_Directions:_ Return, unchanged, every line of the data from its first line down to the line containing "Point — [338, 278, 350, 286]", with both of those lines included.

_Supplied records:_
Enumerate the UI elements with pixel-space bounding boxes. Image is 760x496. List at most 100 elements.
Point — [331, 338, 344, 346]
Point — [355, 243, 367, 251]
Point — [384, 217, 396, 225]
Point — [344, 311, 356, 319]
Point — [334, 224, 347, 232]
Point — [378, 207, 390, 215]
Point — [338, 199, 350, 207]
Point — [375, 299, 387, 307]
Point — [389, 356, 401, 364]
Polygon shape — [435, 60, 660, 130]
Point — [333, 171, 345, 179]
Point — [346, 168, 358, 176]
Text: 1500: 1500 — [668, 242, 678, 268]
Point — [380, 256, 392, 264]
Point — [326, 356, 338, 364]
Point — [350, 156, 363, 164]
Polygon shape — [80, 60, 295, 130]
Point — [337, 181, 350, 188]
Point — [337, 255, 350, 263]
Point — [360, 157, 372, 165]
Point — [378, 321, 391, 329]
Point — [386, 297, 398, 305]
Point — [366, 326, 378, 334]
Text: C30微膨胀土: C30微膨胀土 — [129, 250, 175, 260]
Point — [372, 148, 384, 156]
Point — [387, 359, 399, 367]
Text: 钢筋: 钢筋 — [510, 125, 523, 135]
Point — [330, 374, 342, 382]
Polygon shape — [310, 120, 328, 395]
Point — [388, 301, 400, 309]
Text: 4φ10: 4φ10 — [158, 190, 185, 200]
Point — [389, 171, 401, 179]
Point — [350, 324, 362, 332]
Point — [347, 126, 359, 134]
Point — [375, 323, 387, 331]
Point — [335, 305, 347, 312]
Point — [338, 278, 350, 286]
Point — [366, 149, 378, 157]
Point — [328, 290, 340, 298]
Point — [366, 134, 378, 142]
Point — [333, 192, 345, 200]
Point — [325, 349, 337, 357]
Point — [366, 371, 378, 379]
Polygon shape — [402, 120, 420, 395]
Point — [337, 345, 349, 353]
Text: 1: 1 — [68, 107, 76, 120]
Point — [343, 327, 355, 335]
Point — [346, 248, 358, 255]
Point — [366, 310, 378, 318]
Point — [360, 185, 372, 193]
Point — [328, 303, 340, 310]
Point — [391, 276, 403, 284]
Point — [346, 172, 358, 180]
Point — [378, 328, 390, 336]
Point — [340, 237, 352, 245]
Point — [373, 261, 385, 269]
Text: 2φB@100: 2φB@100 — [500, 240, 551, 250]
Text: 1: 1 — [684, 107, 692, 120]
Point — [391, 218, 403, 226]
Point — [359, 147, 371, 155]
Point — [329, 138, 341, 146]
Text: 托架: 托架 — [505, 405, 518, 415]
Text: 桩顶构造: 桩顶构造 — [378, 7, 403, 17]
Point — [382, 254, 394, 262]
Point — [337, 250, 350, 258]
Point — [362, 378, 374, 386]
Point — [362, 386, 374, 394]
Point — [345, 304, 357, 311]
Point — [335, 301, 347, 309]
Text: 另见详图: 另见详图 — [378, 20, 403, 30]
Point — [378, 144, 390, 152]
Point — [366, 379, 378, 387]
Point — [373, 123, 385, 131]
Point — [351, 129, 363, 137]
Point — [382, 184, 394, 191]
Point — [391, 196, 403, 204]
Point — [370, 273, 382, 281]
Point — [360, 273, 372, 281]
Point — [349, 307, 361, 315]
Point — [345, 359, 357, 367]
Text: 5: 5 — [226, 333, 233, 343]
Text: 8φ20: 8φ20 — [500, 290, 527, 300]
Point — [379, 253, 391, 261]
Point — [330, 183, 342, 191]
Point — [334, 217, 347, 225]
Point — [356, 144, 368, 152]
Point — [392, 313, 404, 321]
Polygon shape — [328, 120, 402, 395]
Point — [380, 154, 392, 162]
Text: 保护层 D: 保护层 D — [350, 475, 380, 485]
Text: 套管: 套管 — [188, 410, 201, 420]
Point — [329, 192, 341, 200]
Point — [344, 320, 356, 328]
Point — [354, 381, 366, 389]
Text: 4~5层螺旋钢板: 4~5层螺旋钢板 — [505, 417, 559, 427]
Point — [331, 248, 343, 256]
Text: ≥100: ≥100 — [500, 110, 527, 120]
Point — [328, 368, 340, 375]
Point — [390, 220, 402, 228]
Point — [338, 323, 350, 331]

_Answer to this task:_
Enumerate the UI elements with pixel-space bounding boxes. Image is 760x496. List at most 100 elements.
Point — [331, 338, 344, 346]
Point — [355, 243, 367, 251]
Point — [384, 217, 396, 225]
Point — [344, 311, 356, 319]
Point — [334, 224, 347, 232]
Point — [378, 207, 390, 215]
Point — [338, 199, 350, 207]
Point — [375, 299, 387, 307]
Point — [389, 356, 401, 364]
Polygon shape — [435, 60, 660, 130]
Point — [333, 171, 345, 179]
Point — [346, 168, 358, 176]
Text: 1500: 1500 — [668, 242, 678, 268]
Point — [380, 256, 392, 264]
Point — [326, 356, 338, 364]
Point — [350, 156, 363, 164]
Polygon shape — [80, 60, 295, 130]
Point — [337, 181, 350, 188]
Point — [337, 255, 350, 263]
Point — [360, 157, 372, 165]
Point — [378, 321, 391, 329]
Point — [386, 297, 398, 305]
Point — [366, 326, 378, 334]
Text: C30微膨胀土: C30微膨胀土 — [129, 250, 175, 260]
Point — [372, 148, 384, 156]
Point — [387, 359, 399, 367]
Text: 钢筋: 钢筋 — [510, 125, 523, 135]
Point — [330, 374, 342, 382]
Polygon shape — [310, 120, 328, 395]
Point — [388, 301, 400, 309]
Text: 4φ10: 4φ10 — [158, 190, 185, 200]
Point — [389, 171, 401, 179]
Point — [350, 324, 362, 332]
Point — [347, 126, 359, 134]
Point — [375, 323, 387, 331]
Point — [335, 305, 347, 312]
Point — [338, 278, 350, 286]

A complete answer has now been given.